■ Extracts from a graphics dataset
——

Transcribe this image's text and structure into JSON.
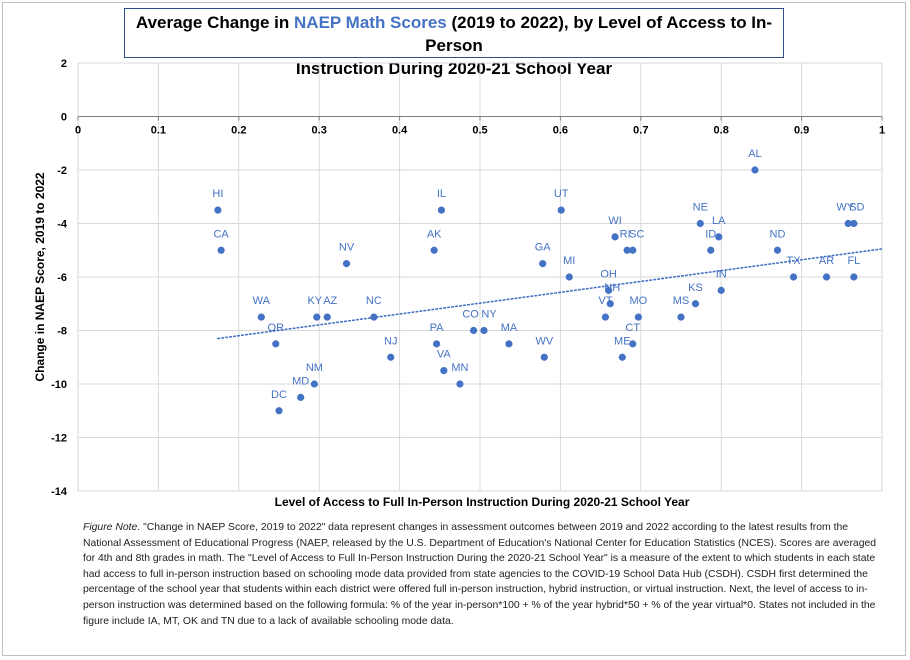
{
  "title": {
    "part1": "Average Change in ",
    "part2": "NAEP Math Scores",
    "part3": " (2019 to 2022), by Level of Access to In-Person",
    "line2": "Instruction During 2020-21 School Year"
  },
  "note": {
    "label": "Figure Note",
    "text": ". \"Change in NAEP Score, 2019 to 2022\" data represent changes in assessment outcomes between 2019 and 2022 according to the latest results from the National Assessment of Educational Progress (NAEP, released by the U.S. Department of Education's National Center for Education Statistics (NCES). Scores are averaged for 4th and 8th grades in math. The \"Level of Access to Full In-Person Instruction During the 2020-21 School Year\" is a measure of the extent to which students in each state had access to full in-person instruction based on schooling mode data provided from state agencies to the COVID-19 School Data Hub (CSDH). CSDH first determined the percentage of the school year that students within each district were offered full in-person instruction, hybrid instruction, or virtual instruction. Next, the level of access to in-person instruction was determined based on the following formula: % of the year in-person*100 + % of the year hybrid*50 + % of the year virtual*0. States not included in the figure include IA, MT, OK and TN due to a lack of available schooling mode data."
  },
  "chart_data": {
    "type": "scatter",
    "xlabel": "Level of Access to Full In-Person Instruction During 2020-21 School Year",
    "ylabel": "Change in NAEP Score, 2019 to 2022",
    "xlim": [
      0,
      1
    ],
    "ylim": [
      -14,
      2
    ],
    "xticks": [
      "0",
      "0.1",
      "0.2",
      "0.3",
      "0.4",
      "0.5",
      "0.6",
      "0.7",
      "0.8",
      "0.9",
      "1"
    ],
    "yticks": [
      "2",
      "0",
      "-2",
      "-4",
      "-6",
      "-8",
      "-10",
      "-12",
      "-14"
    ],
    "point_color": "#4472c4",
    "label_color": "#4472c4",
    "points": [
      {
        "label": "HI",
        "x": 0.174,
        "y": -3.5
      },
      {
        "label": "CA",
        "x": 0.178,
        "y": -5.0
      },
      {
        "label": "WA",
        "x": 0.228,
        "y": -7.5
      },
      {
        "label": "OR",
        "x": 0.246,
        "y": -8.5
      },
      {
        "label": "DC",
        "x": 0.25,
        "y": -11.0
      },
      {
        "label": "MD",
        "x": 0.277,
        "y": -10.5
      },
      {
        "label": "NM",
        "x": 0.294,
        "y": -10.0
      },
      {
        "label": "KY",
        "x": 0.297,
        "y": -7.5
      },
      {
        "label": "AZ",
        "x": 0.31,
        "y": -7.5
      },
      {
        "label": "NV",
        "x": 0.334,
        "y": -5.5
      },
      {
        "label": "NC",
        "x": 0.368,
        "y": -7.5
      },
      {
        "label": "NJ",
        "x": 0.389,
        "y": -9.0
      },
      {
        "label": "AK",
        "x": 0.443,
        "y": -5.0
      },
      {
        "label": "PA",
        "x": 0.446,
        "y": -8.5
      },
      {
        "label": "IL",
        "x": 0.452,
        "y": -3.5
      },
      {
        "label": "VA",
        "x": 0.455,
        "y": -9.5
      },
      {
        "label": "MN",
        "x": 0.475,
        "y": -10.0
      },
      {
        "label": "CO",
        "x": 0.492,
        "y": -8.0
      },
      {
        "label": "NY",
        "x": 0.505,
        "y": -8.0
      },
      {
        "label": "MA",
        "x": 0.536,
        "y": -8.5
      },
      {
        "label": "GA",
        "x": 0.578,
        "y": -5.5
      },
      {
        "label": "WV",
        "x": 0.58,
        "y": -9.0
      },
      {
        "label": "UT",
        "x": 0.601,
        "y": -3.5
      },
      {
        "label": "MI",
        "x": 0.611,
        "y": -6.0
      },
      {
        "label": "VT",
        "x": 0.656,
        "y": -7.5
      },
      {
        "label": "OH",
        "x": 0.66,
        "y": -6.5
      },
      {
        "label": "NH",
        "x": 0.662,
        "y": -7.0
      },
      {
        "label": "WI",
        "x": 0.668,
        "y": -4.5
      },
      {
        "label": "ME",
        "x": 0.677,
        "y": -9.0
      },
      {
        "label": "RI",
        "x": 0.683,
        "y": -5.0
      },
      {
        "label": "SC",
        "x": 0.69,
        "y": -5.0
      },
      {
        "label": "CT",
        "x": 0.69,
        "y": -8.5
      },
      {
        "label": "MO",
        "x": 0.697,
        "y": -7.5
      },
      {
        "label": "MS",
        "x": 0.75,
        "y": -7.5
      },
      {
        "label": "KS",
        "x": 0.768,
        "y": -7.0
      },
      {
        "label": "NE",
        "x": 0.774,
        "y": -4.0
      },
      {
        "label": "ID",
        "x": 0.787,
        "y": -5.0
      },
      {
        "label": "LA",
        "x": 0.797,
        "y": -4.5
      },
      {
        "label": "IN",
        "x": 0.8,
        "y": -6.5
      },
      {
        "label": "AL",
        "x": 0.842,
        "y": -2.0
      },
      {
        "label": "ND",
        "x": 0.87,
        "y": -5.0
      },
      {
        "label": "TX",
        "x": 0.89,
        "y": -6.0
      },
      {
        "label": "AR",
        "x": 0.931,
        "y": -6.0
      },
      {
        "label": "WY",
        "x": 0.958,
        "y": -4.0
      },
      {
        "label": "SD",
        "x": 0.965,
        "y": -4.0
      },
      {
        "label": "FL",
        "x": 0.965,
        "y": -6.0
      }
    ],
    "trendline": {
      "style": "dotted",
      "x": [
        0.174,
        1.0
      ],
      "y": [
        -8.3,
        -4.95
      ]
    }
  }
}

——

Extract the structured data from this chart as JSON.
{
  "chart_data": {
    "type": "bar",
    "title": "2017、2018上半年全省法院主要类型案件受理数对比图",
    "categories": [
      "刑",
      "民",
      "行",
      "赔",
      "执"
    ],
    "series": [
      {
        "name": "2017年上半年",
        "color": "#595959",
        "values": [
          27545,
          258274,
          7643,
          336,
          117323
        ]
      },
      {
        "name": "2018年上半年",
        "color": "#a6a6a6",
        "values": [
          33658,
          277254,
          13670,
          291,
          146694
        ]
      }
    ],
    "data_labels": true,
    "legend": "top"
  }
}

——

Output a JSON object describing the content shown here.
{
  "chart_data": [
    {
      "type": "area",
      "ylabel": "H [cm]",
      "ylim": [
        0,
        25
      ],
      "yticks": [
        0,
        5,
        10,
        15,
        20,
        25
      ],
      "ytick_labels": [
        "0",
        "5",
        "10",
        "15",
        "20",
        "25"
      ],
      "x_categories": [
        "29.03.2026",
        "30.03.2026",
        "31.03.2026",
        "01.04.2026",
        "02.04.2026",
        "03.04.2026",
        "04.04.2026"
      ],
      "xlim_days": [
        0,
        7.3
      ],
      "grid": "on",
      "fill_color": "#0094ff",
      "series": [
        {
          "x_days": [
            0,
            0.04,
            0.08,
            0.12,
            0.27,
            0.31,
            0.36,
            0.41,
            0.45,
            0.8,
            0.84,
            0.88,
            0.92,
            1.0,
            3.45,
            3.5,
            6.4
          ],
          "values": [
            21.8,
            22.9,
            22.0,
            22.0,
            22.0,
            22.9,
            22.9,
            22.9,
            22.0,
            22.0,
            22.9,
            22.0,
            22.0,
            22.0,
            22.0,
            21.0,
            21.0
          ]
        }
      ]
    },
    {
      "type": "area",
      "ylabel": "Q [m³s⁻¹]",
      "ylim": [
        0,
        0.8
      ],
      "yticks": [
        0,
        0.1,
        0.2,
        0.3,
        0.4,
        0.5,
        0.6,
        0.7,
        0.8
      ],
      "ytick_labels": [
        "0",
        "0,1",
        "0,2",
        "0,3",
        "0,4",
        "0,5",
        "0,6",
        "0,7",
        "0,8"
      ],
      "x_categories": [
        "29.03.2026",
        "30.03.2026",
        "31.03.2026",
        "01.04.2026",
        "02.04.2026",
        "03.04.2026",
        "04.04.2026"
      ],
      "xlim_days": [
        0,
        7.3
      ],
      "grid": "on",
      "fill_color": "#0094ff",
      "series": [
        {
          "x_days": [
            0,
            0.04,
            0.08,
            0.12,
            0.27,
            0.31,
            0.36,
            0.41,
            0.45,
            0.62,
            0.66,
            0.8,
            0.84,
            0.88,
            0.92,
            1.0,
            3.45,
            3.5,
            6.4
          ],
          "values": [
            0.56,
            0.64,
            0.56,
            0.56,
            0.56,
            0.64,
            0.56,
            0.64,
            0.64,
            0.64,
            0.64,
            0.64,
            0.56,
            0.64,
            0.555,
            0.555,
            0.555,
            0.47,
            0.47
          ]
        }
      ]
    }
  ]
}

——

■ EXERCISE DIRECTIONS
Report the number of lines containing the string "title" and add nothing to it.

■ THE OUTPUT
2